[Figure content listings]
++++++

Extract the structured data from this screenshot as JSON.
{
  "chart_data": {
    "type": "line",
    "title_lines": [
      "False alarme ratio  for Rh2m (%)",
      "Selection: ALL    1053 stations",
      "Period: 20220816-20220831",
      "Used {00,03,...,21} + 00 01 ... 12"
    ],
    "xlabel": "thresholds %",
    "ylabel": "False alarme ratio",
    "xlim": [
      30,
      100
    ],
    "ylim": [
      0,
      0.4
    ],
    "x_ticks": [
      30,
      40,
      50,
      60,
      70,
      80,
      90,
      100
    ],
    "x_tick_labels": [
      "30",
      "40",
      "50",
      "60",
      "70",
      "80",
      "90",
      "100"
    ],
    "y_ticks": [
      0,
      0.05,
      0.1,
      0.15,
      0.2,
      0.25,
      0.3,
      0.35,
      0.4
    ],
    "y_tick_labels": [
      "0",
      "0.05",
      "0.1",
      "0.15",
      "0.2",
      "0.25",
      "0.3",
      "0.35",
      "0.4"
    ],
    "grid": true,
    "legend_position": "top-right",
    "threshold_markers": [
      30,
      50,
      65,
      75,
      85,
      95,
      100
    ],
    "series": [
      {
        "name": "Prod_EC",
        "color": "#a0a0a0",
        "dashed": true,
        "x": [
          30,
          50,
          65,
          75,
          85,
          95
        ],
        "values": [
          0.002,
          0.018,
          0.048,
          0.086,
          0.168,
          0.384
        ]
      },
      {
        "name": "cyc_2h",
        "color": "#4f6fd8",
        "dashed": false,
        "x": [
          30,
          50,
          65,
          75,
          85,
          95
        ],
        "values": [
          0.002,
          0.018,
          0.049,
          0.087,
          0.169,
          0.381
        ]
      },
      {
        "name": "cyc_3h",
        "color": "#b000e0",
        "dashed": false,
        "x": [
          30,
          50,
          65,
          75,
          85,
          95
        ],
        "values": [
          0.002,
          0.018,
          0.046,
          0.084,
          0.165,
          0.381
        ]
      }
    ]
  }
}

++++++

* [Stated exercise]
Retype the entries one by one, exactly.

* [Solution to this task]
Extract the structured data from this screenshot as JSON.
{
  "chart_data": {
    "type": "line",
    "title_lines": [
      "False alarme ratio  for Rh2m (%)",
      "Selection: ALL    1053 stations",
      "Period: 20220816-20220831",
      "Used {00,03,...,21} + 00 01 ... 12"
    ],
    "xlabel": "thresholds %",
    "ylabel": "False alarme ratio",
    "xlim": [
      30,
      100
    ],
    "ylim": [
      0,
      0.4
    ],
    "x_ticks": [
      30,
      40,
      50,
      60,
      70,
      80,
      90,
      100
    ],
    "x_tick_labels": [
      "30",
      "40",
      "50",
      "60",
      "70",
      "80",
      "90",
      "100"
    ],
    "y_ticks": [
      0,
      0.05,
      0.1,
      0.15,
      0.2,
      0.25,
      0.3,
      0.35,
      0.4
    ],
    "y_tick_labels": [
      "0",
      "0.05",
      "0.1",
      "0.15",
      "0.2",
      "0.25",
      "0.3",
      "0.35",
      "0.4"
    ],
    "grid": true,
    "legend_position": "top-right",
    "threshold_markers": [
      30,
      50,
      65,
      75,
      85,
      95,
      100
    ],
    "series": [
      {
        "name": "Prod_EC",
        "color": "#a0a0a0",
        "dashed": true,
        "x": [
          30,
          50,
          65,
          75,
          85,
          95
        ],
        "values": [
          0.002,
          0.018,
          0.048,
          0.086,
          0.168,
          0.384
        ]
      },
      {
        "name": "cyc_2h",
        "color": "#4f6fd8",
        "dashed": false,
        "x": [
          30,
          50,
          65,
          75,
          85,
          95
        ],
        "values": [
          0.002,
          0.018,
          0.049,
          0.087,
          0.169,
          0.381
        ]
      },
      {
        "name": "cyc_3h",
        "color": "#b000e0",
        "dashed": false,
        "x": [
          30,
          50,
          65,
          75,
          85,
          95
        ],
        "values": [
          0.002,
          0.018,
          0.046,
          0.084,
          0.165,
          0.381
        ]
      }
    ]
  }
}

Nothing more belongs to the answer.